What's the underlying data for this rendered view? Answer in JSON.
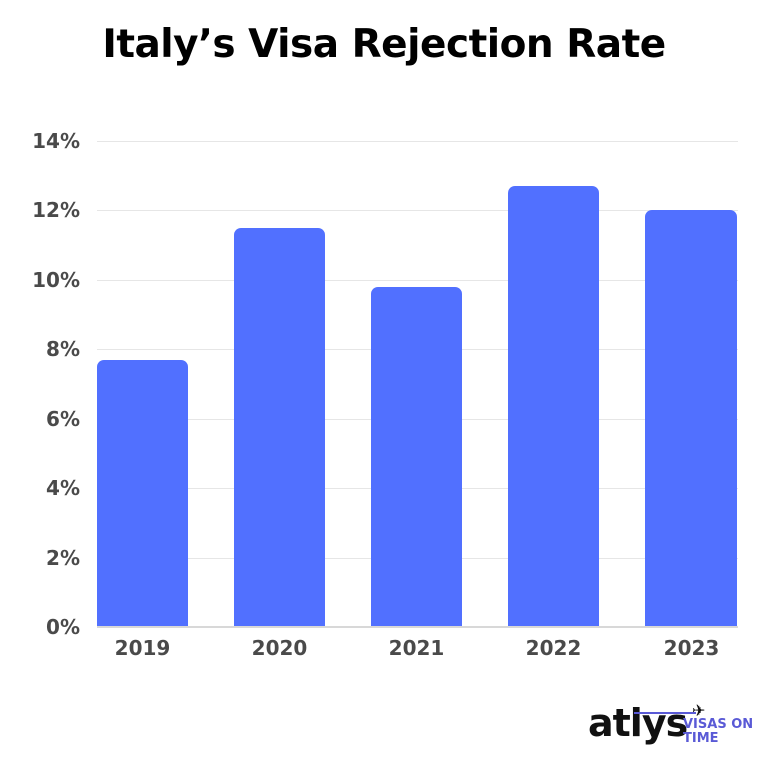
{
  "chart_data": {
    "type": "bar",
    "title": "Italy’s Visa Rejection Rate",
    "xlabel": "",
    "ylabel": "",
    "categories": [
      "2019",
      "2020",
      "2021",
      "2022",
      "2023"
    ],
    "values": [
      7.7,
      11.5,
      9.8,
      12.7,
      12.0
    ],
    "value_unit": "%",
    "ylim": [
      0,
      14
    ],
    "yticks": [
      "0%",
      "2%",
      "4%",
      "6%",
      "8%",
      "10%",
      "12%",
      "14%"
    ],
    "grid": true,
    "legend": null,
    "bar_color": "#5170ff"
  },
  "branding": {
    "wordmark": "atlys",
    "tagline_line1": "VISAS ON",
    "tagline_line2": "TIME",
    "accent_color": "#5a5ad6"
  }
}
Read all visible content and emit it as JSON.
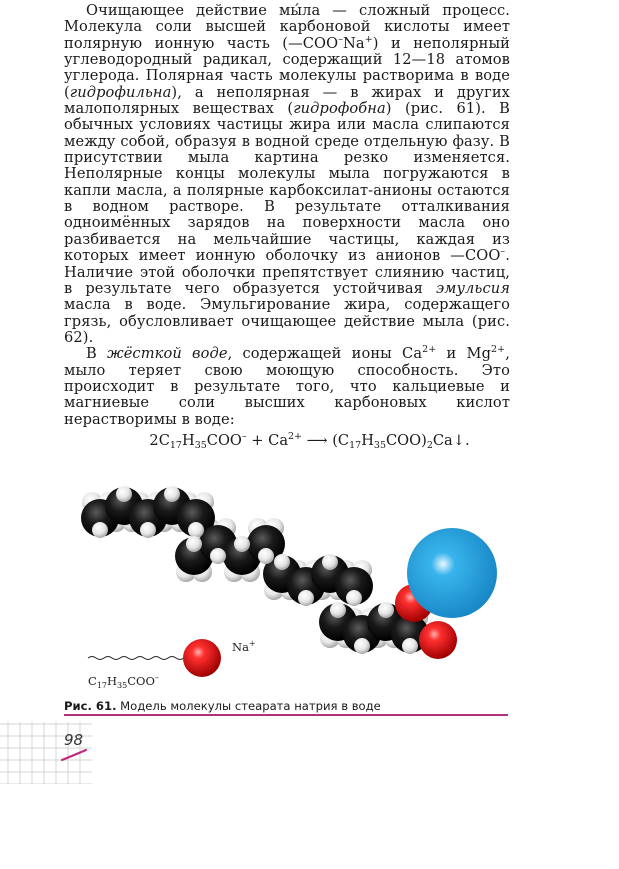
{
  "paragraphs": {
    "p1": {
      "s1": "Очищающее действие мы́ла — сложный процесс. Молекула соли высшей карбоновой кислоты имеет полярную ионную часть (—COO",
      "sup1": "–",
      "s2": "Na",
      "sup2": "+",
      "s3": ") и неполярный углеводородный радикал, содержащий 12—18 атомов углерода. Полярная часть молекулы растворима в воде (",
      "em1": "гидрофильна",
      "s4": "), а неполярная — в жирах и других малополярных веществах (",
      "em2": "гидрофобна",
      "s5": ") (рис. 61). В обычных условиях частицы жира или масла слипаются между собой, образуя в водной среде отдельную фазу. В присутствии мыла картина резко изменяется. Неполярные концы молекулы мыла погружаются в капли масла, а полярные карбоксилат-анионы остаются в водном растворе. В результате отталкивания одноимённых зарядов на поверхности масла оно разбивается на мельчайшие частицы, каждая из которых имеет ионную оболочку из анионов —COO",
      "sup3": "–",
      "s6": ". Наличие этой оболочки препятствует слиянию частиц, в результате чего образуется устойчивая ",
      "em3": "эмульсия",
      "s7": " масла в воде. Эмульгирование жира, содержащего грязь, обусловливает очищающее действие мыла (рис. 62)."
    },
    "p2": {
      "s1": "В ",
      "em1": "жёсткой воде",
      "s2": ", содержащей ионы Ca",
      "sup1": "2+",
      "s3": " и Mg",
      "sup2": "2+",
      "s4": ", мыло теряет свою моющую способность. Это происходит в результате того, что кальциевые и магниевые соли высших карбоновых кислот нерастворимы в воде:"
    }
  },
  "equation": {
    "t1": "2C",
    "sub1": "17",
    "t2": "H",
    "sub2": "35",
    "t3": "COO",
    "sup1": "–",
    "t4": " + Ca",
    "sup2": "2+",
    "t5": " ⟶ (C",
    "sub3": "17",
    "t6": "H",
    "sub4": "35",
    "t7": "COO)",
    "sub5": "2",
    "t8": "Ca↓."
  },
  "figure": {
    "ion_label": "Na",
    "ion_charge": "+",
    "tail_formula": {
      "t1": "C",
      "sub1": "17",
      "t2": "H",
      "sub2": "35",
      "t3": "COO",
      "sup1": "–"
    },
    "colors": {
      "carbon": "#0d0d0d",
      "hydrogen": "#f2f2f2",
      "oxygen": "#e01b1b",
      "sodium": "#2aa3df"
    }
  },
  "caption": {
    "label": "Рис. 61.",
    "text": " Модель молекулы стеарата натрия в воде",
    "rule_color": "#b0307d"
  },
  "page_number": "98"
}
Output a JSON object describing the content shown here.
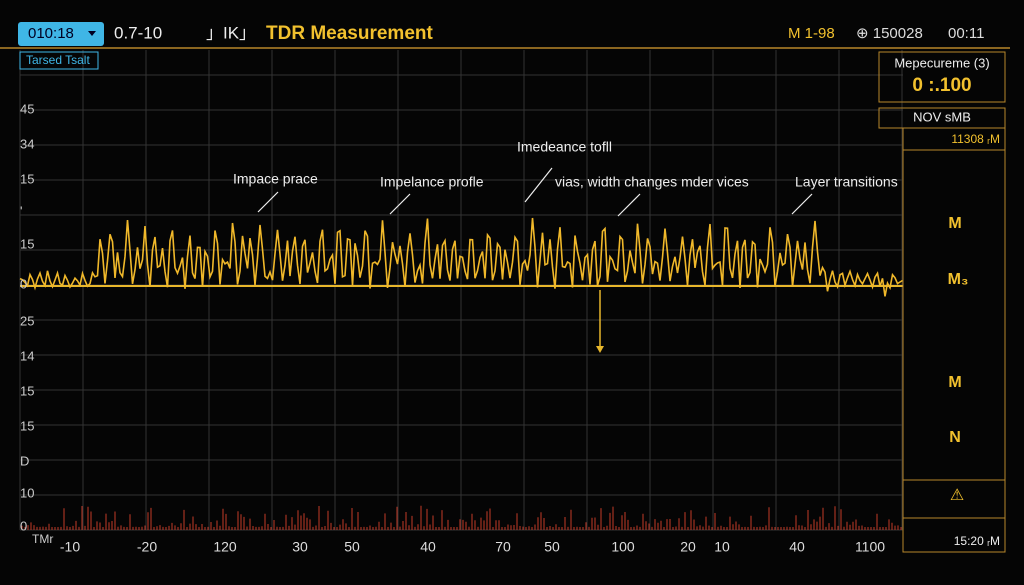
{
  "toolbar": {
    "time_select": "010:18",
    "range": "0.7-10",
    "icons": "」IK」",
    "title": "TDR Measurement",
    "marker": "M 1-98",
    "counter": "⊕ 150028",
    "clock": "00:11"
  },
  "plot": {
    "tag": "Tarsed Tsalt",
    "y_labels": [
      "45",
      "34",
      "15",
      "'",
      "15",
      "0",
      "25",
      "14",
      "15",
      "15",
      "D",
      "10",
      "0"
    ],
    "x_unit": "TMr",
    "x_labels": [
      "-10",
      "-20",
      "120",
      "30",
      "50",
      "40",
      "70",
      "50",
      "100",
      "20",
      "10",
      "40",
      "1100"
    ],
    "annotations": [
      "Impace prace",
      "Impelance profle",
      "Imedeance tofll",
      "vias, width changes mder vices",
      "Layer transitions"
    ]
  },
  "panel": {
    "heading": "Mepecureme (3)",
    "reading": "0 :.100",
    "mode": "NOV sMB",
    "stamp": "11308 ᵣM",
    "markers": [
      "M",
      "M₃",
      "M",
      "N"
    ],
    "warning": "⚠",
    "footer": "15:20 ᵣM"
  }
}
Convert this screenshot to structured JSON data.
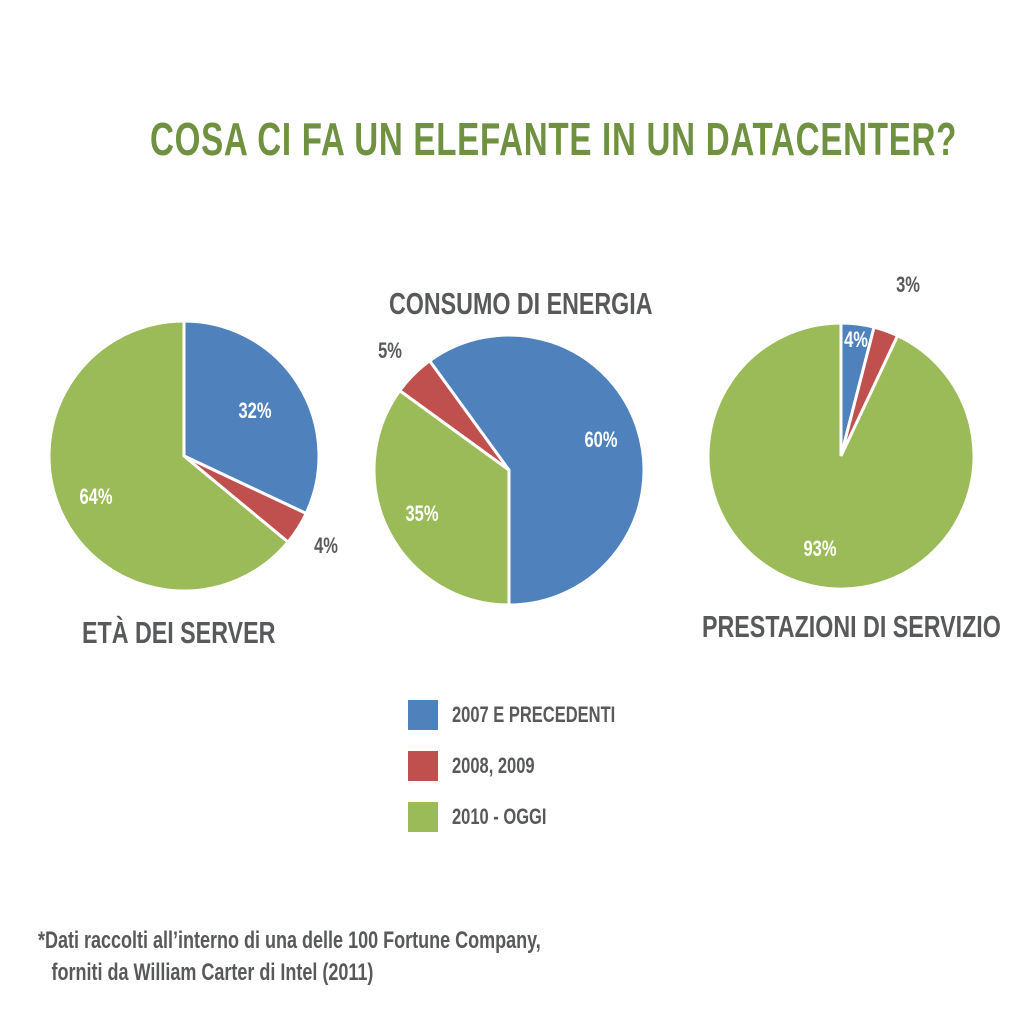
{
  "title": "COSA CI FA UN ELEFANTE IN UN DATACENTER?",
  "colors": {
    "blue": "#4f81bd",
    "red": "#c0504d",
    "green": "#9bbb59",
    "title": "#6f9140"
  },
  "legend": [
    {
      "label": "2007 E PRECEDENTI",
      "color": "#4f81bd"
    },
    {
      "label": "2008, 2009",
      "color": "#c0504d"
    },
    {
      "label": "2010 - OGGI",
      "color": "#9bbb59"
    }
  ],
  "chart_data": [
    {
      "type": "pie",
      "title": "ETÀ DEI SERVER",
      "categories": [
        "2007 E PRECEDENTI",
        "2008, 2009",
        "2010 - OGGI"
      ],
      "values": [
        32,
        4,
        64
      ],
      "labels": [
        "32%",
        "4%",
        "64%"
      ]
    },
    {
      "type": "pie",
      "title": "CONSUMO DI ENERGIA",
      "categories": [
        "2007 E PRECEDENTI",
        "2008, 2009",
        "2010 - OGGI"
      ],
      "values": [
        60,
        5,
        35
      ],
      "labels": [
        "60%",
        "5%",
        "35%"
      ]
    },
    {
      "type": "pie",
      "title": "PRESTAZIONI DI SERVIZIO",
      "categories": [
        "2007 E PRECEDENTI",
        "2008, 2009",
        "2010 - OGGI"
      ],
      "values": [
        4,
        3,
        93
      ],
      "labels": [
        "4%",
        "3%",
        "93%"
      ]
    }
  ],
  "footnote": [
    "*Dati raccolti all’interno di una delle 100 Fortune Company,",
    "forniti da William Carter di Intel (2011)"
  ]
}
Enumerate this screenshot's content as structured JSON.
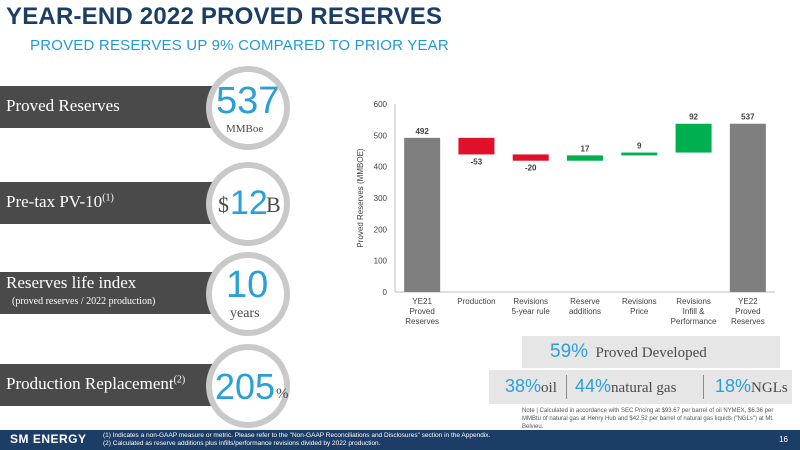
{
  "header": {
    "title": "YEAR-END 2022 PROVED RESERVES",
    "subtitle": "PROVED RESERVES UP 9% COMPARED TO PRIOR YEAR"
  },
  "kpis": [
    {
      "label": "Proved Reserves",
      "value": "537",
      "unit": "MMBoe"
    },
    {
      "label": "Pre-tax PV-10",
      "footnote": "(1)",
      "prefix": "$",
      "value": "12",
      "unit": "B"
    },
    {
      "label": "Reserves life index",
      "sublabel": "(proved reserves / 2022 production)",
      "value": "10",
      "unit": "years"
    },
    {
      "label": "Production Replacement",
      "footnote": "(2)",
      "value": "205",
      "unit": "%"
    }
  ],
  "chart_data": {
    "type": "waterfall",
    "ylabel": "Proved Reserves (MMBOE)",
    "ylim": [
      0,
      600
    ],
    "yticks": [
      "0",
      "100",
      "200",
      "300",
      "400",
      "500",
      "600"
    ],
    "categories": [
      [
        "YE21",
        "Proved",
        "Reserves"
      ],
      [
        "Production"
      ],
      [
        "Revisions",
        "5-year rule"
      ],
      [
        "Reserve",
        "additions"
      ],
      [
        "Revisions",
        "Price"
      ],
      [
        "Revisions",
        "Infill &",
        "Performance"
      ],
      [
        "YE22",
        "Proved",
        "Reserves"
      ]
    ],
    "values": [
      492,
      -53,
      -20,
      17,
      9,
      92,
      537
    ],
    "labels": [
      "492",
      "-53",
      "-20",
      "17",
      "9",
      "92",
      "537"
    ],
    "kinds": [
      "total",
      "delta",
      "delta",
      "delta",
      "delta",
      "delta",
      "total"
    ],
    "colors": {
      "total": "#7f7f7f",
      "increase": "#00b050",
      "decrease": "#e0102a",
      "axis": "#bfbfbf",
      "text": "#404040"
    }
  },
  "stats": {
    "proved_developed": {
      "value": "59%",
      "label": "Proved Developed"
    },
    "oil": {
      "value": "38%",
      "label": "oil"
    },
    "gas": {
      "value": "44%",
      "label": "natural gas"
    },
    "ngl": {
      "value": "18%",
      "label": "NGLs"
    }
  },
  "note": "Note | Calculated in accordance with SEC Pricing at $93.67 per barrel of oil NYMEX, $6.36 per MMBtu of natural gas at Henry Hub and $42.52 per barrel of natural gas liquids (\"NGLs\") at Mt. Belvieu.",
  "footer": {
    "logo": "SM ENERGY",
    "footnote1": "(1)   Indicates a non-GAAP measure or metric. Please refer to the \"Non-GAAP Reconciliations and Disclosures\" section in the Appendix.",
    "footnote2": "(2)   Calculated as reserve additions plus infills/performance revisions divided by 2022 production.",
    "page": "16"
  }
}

____

Locate the lines above that contain "часть" and copy them.

      "s1": "Очищающее действие мы́ла — сложный процесс. Молекула соли высшей карбоновой кислоты имеет полярную ионную часть (—COO",
      "s3": ") и неполярный углеводородный радикал, содержащий 12—18 атомов углерода. Полярная часть молекулы растворима в воде (",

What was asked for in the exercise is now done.